◆ WHAT THE TASK ASKS: Reply with one number: how many lines contain the word "xlabel".

◆ RECORDS SHOWN:
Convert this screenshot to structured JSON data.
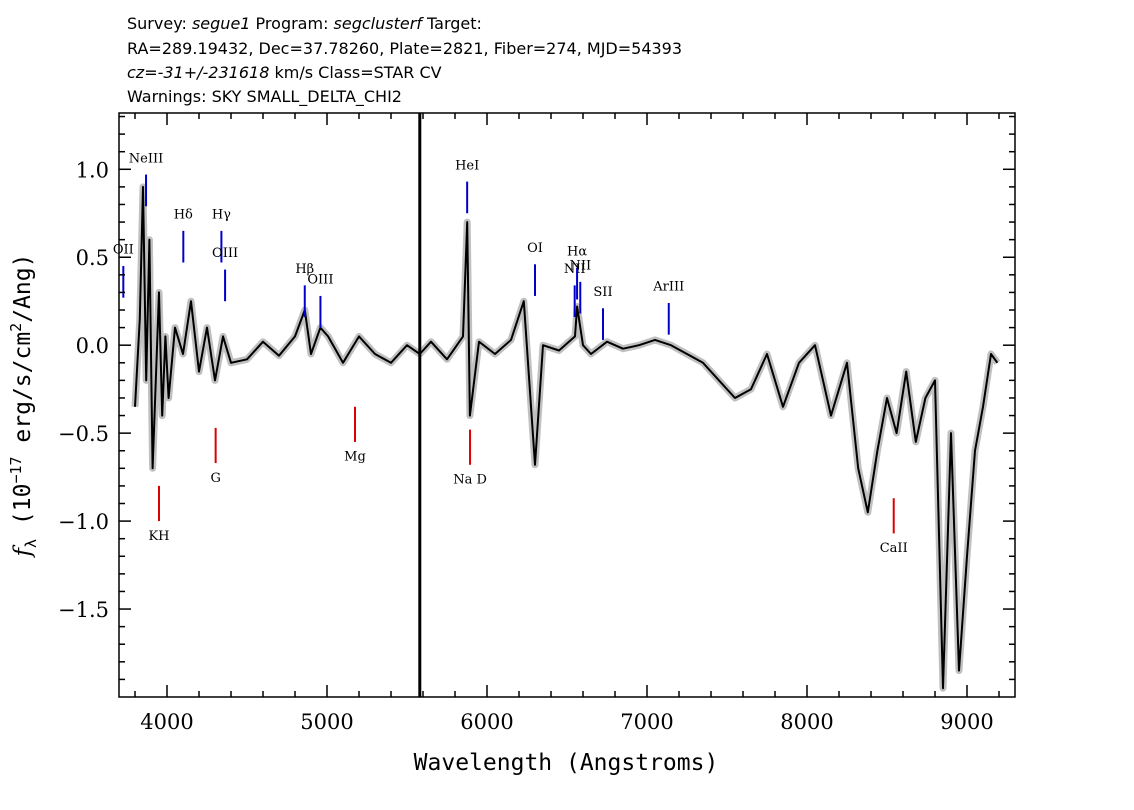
{
  "header": {
    "line1": {
      "survey_label": "Survey: ",
      "survey": "segue1",
      "program_label": " Program: ",
      "program": "segclusterf",
      "target_label": " Target:"
    },
    "line2": "RA=289.19432, Dec=37.78260, Plate=2821, Fiber=274, MJD=54393",
    "line3": {
      "cz": "cz=-31+/-231618",
      "rest": " km/s Class=STAR CV"
    },
    "line4": "Warnings: SKY SMALL_DELTA_CHI2"
  },
  "colors": {
    "flux": "#000000",
    "error_band": "#c0c0c0",
    "emission": "#0000cc",
    "absorption": "#dd0000",
    "axes": "#000000"
  },
  "chart_data": {
    "type": "line",
    "title": "",
    "xlabel": "Wavelength (Angstroms)",
    "ylabel": "f_λ (10^-17 erg/s/cm²/Ang)",
    "xlim": [
      3700,
      9300
    ],
    "ylim": [
      -2.0,
      1.32
    ],
    "xticks": [
      4000,
      5000,
      6000,
      7000,
      8000,
      9000
    ],
    "xtick_labels": [
      "4000",
      "5000",
      "6000",
      "7000",
      "8000",
      "9000"
    ],
    "yticks": [
      -1.5,
      -1.0,
      -0.5,
      0.0,
      0.5,
      1.0
    ],
    "ytick_labels": [
      "−1.5",
      "−1.0",
      "−0.5",
      "0.0",
      "0.5",
      "1.0"
    ],
    "vertical_marker": 5580,
    "series": [
      {
        "x": [
          3800,
          3830,
          3850,
          3870,
          3890,
          3910,
          3930,
          3950,
          3970,
          3990,
          4010,
          4050,
          4100,
          4150,
          4200,
          4250,
          4300,
          4350,
          4400,
          4500,
          4600,
          4700,
          4800,
          4861,
          4900,
          4959,
          5007,
          5100,
          5200,
          5300,
          5400,
          5500,
          5580,
          5650,
          5750,
          5850,
          5876,
          5893,
          5950,
          6050,
          6150,
          6230,
          6300,
          6350,
          6450,
          6550,
          6563,
          6600,
          6650,
          6750,
          6850,
          6950,
          7050,
          7150,
          7250,
          7350,
          7450,
          7550,
          7650,
          7750,
          7850,
          7950,
          8050,
          8150,
          8250,
          8320,
          8380,
          8440,
          8500,
          8560,
          8620,
          8680,
          8740,
          8800,
          8850,
          8900,
          8950,
          9000,
          9050,
          9100,
          9150,
          9190
        ],
        "y": [
          -0.35,
          0.15,
          0.9,
          -0.2,
          0.6,
          -0.7,
          -0.2,
          0.3,
          -0.4,
          0.05,
          -0.3,
          0.1,
          -0.05,
          0.25,
          -0.15,
          0.1,
          -0.2,
          0.05,
          -0.1,
          -0.08,
          0.02,
          -0.06,
          0.05,
          0.2,
          -0.05,
          0.1,
          0.05,
          -0.1,
          0.05,
          -0.05,
          -0.1,
          0.0,
          -0.05,
          0.02,
          -0.08,
          0.05,
          0.7,
          -0.4,
          0.02,
          -0.05,
          0.03,
          0.25,
          -0.68,
          0.0,
          -0.03,
          0.05,
          0.22,
          0.0,
          -0.05,
          0.02,
          -0.02,
          0.0,
          0.03,
          0.0,
          -0.05,
          -0.1,
          -0.2,
          -0.3,
          -0.25,
          -0.05,
          -0.35,
          -0.1,
          0.0,
          -0.4,
          -0.1,
          -0.7,
          -0.95,
          -0.6,
          -0.3,
          -0.5,
          -0.15,
          -0.55,
          -0.3,
          -0.2,
          -1.95,
          -0.5,
          -1.85,
          -1.2,
          -0.6,
          -0.35,
          -0.05,
          -0.1
        ]
      }
    ],
    "line_labels": [
      {
        "text": "OII",
        "wavelength": 3727,
        "type": "emission"
      },
      {
        "text": "NeIII",
        "wavelength": 3869,
        "type": "emission"
      },
      {
        "text": "Hδ",
        "wavelength": 4102,
        "type": "emission"
      },
      {
        "text": "Hγ",
        "wavelength": 4340,
        "type": "emission"
      },
      {
        "text": "OIII",
        "wavelength": 4363,
        "type": "emission"
      },
      {
        "text": "Hβ",
        "wavelength": 4861,
        "type": "emission"
      },
      {
        "text": "OIII",
        "wavelength": 4959,
        "type": "emission"
      },
      {
        "text": "HeI",
        "wavelength": 5876,
        "type": "emission"
      },
      {
        "text": "OI",
        "wavelength": 6300,
        "type": "emission"
      },
      {
        "text": "NII",
        "wavelength": 6548,
        "type": "emission"
      },
      {
        "text": "Hα",
        "wavelength": 6563,
        "type": "emission"
      },
      {
        "text": "NII",
        "wavelength": 6583,
        "type": "emission"
      },
      {
        "text": "SII",
        "wavelength": 6725,
        "type": "emission"
      },
      {
        "text": "ArIII",
        "wavelength": 7136,
        "type": "emission"
      },
      {
        "text": "KH",
        "wavelength": 3950,
        "type": "absorption"
      },
      {
        "text": "G",
        "wavelength": 4304,
        "type": "absorption"
      },
      {
        "text": "Mg",
        "wavelength": 5175,
        "type": "absorption"
      },
      {
        "text": "Na D",
        "wavelength": 5894,
        "type": "absorption"
      },
      {
        "text": "CaII",
        "wavelength": 8542,
        "type": "absorption"
      }
    ]
  }
}
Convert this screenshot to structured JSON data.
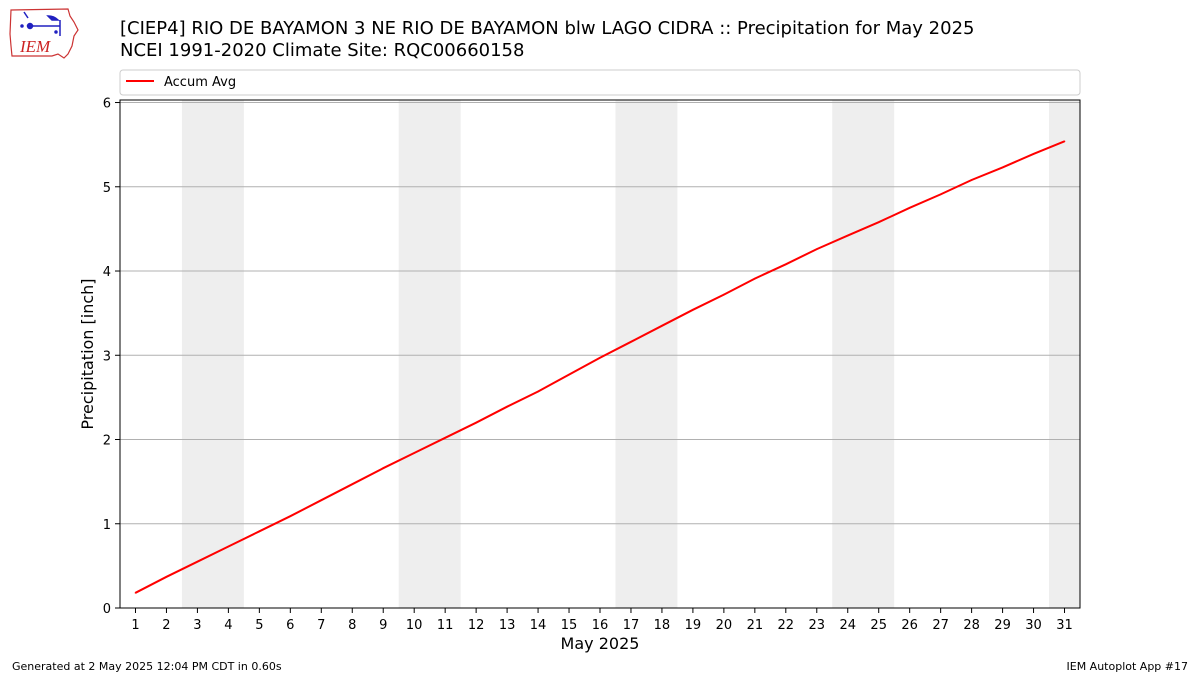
{
  "header": {
    "title_line1": "[CIEP4] RIO DE BAYAMON 3 NE RIO DE BAYAMON blw LAGO CIDRA :: Precipitation for May 2025",
    "title_line2": "NCEI 1991-2020 Climate Site: RQC00660158",
    "logo_text": "IEM"
  },
  "footer": {
    "left": "Generated at 2 May 2025 12:04 PM CDT in 0.60s",
    "right": "IEM Autoplot App #17"
  },
  "colors": {
    "line": "#ff0000",
    "weekend_band": "#eeeeee",
    "grid": "#b0b0b0"
  },
  "chart_data": {
    "type": "line",
    "xlabel": "May 2025",
    "ylabel": "Precipitation [inch]",
    "xlim": [
      0.5,
      31.5
    ],
    "ylim": [
      0,
      6.03
    ],
    "x_ticks": [
      1,
      2,
      3,
      4,
      5,
      6,
      7,
      8,
      9,
      10,
      11,
      12,
      13,
      14,
      15,
      16,
      17,
      18,
      19,
      20,
      21,
      22,
      23,
      24,
      25,
      26,
      27,
      28,
      29,
      30,
      31
    ],
    "y_ticks": [
      0,
      1,
      2,
      3,
      4,
      5,
      6
    ],
    "grid": "horizontal",
    "legend_position": "top, above plot",
    "shaded_weekend_ranges": [
      [
        2.5,
        4.5
      ],
      [
        9.5,
        11.5
      ],
      [
        16.5,
        18.5
      ],
      [
        23.5,
        25.5
      ],
      [
        30.5,
        31.5
      ]
    ],
    "series": [
      {
        "name": "Accum Avg",
        "color": "#ff0000",
        "x": [
          1,
          2,
          3,
          4,
          5,
          6,
          7,
          8,
          9,
          10,
          11,
          12,
          13,
          14,
          15,
          16,
          17,
          18,
          19,
          20,
          21,
          22,
          23,
          24,
          25,
          26,
          27,
          28,
          29,
          30,
          31
        ],
        "y": [
          0.18,
          0.37,
          0.55,
          0.73,
          0.91,
          1.09,
          1.28,
          1.47,
          1.66,
          1.84,
          2.02,
          2.2,
          2.39,
          2.57,
          2.77,
          2.97,
          3.16,
          3.35,
          3.54,
          3.72,
          3.91,
          4.08,
          4.26,
          4.42,
          4.58,
          4.75,
          4.91,
          5.08,
          5.23,
          5.39,
          5.54
        ]
      }
    ]
  }
}
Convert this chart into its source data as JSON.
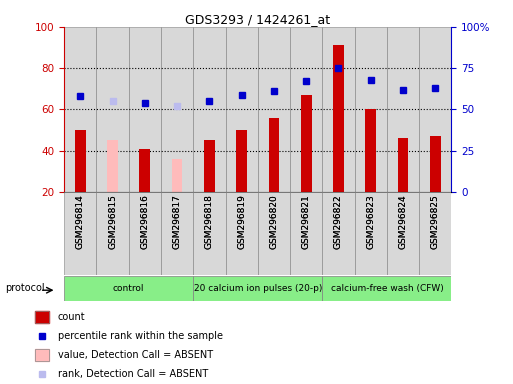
{
  "title": "GDS3293 / 1424261_at",
  "samples": [
    "GSM296814",
    "GSM296815",
    "GSM296816",
    "GSM296817",
    "GSM296818",
    "GSM296819",
    "GSM296820",
    "GSM296821",
    "GSM296822",
    "GSM296823",
    "GSM296824",
    "GSM296825"
  ],
  "bar_values": [
    50,
    45,
    41,
    36,
    45,
    50,
    56,
    67,
    91,
    60,
    46,
    47
  ],
  "bar_colors": [
    "#cc0000",
    "#ffbbbb",
    "#cc0000",
    "#ffbbbb",
    "#cc0000",
    "#cc0000",
    "#cc0000",
    "#cc0000",
    "#cc0000",
    "#cc0000",
    "#cc0000",
    "#cc0000"
  ],
  "dot_values": [
    58,
    55,
    54,
    52,
    55,
    59,
    61,
    67,
    75,
    68,
    62,
    63
  ],
  "dot_colors": [
    "#0000cc",
    "#bbbbee",
    "#0000cc",
    "#bbbbee",
    "#0000cc",
    "#0000cc",
    "#0000cc",
    "#0000cc",
    "#0000cc",
    "#0000cc",
    "#0000cc",
    "#0000cc"
  ],
  "ylim_left": [
    20,
    100
  ],
  "ylim_right": [
    0,
    100
  ],
  "yticks_left": [
    20,
    40,
    60,
    80,
    100
  ],
  "ytick_labels_right": [
    "0",
    "25",
    "50",
    "75",
    "100%"
  ],
  "yticks_right_vals": [
    0,
    25,
    50,
    75,
    100
  ],
  "proto_ranges": [
    [
      0,
      4,
      "control"
    ],
    [
      4,
      8,
      "20 calcium ion pulses (20-p)"
    ],
    [
      8,
      12,
      "calcium-free wash (CFW)"
    ]
  ],
  "proto_color": "#88ee88",
  "col_bg_color": "#d8d8d8",
  "legend_items": [
    {
      "label": "count",
      "color": "#cc0000",
      "type": "bar"
    },
    {
      "label": "percentile rank within the sample",
      "color": "#0000cc",
      "type": "dot"
    },
    {
      "label": "value, Detection Call = ABSENT",
      "color": "#ffbbbb",
      "type": "bar"
    },
    {
      "label": "rank, Detection Call = ABSENT",
      "color": "#bbbbee",
      "type": "dot"
    }
  ]
}
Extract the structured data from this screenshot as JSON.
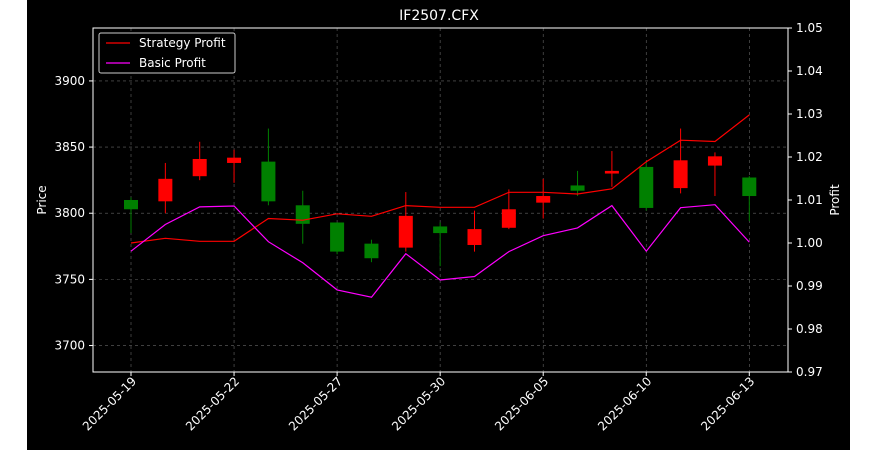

◆ WRITTEN SOLUTION: 2